== Provided records
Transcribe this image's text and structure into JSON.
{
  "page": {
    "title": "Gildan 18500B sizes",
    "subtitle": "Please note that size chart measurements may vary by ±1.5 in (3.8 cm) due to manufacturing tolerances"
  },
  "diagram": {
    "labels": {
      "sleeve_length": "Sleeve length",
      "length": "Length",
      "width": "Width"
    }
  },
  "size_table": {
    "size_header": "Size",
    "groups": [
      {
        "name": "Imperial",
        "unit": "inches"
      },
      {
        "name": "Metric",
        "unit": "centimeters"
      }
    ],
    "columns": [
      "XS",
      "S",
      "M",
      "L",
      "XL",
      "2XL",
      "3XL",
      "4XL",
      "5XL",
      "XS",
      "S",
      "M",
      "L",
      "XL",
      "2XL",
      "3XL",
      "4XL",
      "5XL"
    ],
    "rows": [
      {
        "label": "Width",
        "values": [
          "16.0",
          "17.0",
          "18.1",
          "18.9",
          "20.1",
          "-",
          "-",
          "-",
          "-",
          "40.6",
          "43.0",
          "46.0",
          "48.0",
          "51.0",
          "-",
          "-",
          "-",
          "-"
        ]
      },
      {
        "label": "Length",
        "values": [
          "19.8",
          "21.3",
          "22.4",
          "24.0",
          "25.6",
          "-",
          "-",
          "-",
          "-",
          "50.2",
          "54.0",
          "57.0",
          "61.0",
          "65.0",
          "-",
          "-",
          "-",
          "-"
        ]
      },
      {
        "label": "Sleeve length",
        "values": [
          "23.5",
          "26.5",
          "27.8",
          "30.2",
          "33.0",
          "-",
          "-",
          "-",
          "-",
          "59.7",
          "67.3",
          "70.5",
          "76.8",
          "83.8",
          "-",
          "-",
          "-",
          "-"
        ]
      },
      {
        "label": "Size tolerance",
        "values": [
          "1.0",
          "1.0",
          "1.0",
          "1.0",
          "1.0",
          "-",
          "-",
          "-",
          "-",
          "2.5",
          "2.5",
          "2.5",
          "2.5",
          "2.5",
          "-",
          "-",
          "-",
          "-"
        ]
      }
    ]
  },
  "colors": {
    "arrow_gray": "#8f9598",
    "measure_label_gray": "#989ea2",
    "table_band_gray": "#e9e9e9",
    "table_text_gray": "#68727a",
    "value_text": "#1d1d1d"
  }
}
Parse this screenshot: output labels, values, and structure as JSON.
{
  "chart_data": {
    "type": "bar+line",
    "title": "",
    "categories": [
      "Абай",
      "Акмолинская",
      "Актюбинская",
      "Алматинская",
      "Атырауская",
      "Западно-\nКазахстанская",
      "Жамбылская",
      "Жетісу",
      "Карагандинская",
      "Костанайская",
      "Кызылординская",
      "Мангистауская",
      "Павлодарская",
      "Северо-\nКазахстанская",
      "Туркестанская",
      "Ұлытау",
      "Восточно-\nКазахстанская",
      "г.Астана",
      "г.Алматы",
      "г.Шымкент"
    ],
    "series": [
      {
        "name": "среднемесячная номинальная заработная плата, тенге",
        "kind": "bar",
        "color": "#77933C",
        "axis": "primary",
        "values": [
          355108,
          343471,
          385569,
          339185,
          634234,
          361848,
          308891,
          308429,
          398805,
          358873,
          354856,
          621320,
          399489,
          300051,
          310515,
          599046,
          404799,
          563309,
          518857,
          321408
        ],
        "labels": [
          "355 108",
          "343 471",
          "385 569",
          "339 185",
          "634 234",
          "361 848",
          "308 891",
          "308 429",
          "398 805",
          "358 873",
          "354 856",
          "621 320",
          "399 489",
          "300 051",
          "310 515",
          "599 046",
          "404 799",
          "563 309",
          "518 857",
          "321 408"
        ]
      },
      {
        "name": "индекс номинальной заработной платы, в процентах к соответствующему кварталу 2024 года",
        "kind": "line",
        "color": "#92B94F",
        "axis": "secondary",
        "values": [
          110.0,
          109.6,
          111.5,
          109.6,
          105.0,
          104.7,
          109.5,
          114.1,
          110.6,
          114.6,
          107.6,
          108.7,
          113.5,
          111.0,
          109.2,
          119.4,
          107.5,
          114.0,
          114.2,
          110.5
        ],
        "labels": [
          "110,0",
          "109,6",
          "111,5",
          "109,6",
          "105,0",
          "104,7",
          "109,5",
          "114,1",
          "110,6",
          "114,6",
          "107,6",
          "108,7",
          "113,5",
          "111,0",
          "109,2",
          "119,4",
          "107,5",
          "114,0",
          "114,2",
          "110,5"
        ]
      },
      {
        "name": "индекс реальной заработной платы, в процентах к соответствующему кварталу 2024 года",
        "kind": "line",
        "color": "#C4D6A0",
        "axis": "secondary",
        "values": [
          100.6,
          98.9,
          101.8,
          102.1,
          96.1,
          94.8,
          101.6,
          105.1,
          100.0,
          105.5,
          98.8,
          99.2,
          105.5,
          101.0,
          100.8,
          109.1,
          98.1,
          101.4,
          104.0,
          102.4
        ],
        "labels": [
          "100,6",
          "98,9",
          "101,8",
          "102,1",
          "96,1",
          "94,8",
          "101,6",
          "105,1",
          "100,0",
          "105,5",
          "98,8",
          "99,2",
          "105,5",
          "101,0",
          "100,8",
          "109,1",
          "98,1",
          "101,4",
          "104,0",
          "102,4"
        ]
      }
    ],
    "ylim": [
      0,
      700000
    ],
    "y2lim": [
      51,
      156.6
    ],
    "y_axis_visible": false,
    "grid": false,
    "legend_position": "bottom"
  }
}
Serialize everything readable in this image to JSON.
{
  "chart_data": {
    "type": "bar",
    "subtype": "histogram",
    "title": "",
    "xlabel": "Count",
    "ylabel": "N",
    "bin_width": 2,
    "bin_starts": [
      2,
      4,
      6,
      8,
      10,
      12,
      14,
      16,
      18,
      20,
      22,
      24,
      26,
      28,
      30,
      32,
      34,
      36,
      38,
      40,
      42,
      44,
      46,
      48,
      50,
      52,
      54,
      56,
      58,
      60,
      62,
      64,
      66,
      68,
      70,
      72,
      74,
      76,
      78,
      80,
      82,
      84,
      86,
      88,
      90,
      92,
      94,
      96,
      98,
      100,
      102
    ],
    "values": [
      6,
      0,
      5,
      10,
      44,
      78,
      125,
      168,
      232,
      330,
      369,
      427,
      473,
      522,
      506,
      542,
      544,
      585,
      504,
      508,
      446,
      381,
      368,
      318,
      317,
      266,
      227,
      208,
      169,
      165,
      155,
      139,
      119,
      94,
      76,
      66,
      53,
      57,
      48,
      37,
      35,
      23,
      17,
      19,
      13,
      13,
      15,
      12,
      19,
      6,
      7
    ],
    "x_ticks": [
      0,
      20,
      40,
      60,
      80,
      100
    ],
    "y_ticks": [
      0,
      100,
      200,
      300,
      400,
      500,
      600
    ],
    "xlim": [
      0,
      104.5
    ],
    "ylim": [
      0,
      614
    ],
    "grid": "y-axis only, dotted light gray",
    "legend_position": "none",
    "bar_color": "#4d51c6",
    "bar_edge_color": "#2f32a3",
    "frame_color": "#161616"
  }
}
====
*Set task*.
Nothing but a number is needed here: how many lines hold the string "процентах"?

*Solution*.
2